(Entries with figure data)

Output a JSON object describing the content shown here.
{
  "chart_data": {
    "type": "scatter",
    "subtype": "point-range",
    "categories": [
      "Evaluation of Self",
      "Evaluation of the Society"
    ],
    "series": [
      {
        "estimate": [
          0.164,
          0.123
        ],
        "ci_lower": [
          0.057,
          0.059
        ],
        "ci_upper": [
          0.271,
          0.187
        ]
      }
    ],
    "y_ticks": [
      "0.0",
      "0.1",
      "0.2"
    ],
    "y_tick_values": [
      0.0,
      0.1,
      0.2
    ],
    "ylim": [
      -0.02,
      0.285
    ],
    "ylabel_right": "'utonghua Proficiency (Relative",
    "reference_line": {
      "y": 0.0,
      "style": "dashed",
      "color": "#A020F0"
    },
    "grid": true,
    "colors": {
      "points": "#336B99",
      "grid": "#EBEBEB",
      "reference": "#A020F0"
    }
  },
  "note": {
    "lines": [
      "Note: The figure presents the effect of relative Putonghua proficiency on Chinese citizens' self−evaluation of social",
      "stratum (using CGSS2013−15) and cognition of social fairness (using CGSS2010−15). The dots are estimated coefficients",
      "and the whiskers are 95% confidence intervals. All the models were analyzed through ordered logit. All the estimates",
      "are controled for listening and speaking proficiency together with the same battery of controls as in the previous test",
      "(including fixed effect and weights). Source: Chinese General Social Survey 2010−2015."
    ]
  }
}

Set problem
Work through the data and report how many of its lines hold the word "Chinese", giving only the figure.

Exercise result
2